__WHAT YOU ARE ASKED TO DO__:
Reproduce the passage of the newsgroup post on PC networking that opens with the words containing "Novell makes life" and closes with "anything else useful.".

[comp.protocols.nfs] Opinions on PC networking

ajayshah@alhena.usc.edu (Ajay Shah) (04/13/91)

In article <DROMS.91Apr12232208@jasper.bucknell.edu> droms@bucknell.edu writes:
>user - am I missing something major?  Is there an important reason
>*not* to choose PC-NFS or to choose some other network software?

Lets analyse the question.  The three major networking options
I know of are :
	Microsoft offerings
	Novell offerings
	NFS-based (neither server nor PC-software need be by Sun)

Microsoft's stuff is so terrible, I won't go into it.  I just
need tell you it's Microsoft: so stay away.  Proprietary, anemic,
ill-debugged, poor admin tools, ignorance of the computer industry,
etc., all the usual Microsoft signs.

The real competition is Novell vs. NFS.

I suspect (but I'm not sure) that Novell client-side software
gives better throughput than Sun's PC-NFS client-side software.
I also suspect that 99% of networking situations don't demand so
much by way of disk throughput.  Yours certainly doesn't.
Novell makes life more difficult by way of integrating into an
existing Unix network (ftp/telnet usage is harder).

The biggest reasons why I'd favour a NFS-based solution are:

	- when you boot a 386 box as Novell server, that machine is
	lost to the world.  It can't do anything else useful.  

	If you do Novell, you get locked into 386 machines.  
	The 386/486 machines are not the best price-performance 
	tradeoffs in the world these days.  Further, being the dying 
	end of an old architecture, it's not a good idea getting
	into 'em in the long run.

	NFS lets you do many different architecture platforms for the
	server: maybe an old Sun/3, maybe a 386, maybe a SPARC or
	Mips or HP RISC box.
	On a day the normal server is down, another workstation can
	fill in.  You have no hardware lock-ins.

	Further, even if you buy a dedicated 386 for server duty,
	if you boot it with Unix, then it's *useful* at all times.
	You can fire jobs on it -- it's not totally dedicated to
	server duty.  In my work, I would definitely fire low-grade
	large numbercruncher jobs on such a machine.

	- Novell locks you into Novell sysadmin software.  When
	you've paid the price of learning Unix, there is no earthly
	reason to have to deal with a bunch of proprietary tools
	(which don't pack the punch of Unix tools anyway).

Saved data entries

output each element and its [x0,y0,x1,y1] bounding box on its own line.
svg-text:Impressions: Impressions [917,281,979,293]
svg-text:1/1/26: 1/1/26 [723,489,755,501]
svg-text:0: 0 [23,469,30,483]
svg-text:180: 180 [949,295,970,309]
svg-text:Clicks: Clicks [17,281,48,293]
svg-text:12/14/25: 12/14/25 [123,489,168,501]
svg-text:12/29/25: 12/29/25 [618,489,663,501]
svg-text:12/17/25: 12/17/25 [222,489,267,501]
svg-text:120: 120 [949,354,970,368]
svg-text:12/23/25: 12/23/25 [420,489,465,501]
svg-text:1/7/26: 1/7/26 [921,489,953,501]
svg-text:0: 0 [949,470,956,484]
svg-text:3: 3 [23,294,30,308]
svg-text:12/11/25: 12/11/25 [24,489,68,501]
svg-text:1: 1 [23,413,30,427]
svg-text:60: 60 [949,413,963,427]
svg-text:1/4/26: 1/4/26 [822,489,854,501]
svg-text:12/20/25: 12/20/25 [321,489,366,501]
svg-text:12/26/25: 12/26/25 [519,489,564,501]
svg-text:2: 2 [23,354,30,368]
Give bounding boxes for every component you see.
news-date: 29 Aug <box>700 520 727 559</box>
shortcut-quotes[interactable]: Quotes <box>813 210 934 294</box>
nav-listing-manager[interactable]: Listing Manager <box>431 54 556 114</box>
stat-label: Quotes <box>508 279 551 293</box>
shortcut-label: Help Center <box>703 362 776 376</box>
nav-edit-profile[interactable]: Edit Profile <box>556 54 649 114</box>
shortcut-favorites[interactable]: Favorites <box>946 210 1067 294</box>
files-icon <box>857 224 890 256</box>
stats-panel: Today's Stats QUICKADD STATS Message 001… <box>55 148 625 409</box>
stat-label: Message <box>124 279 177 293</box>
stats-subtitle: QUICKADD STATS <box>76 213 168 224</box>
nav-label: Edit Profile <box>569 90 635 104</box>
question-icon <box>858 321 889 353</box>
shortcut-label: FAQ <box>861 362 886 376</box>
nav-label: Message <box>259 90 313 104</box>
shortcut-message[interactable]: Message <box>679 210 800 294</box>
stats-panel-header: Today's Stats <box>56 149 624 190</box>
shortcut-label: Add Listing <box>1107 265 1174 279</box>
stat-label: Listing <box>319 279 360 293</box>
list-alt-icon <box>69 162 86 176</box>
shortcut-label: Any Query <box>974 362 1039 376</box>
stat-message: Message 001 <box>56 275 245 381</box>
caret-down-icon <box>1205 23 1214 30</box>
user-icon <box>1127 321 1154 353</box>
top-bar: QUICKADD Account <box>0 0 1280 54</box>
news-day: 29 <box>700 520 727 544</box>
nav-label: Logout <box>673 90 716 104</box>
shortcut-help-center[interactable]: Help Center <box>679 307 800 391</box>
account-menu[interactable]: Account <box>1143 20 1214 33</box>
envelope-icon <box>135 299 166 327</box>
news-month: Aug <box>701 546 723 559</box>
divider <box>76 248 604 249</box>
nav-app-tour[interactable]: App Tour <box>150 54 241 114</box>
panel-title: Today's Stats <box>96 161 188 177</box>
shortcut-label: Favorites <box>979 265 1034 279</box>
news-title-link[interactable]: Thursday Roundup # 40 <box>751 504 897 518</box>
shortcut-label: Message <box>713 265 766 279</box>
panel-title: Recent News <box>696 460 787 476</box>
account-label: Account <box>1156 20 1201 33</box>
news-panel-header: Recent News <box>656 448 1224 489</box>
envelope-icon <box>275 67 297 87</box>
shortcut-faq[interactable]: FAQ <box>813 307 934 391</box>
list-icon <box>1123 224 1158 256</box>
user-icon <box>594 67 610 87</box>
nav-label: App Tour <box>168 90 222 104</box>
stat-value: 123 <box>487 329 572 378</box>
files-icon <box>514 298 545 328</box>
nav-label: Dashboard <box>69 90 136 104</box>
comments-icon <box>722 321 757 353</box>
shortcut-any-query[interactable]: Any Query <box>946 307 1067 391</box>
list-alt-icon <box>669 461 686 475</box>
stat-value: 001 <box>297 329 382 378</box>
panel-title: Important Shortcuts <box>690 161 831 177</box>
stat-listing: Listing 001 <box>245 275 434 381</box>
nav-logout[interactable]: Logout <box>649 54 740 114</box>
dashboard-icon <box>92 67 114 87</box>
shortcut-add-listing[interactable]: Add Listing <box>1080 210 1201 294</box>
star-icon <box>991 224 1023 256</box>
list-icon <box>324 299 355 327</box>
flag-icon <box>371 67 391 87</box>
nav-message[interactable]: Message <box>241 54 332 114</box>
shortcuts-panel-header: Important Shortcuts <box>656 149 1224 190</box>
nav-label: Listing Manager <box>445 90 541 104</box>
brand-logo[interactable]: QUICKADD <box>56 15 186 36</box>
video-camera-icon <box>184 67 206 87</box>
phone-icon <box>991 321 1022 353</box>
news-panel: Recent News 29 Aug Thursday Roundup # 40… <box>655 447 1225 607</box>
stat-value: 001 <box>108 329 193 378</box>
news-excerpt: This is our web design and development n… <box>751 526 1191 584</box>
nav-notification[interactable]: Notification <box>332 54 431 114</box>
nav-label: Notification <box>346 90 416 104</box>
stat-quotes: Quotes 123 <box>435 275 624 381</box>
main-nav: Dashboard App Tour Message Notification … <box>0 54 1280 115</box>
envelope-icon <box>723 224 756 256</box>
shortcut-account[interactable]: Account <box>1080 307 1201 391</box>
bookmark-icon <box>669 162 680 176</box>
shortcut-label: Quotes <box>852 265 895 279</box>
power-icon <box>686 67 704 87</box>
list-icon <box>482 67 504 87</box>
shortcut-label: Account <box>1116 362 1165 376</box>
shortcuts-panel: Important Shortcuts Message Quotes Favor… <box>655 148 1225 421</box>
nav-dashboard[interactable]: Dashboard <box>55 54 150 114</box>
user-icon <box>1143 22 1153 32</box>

__ANSWER TO THE TASK__:
Novell makes life more difficult by way of integrating into an
existing Unix network (ftp/telnet usage is harder).

The biggest reasons why I'd favour a NFS-based solution are:

	- when you boot a 386 box as Novell server, that machine is
	lost to the world.  It can't do anything else useful.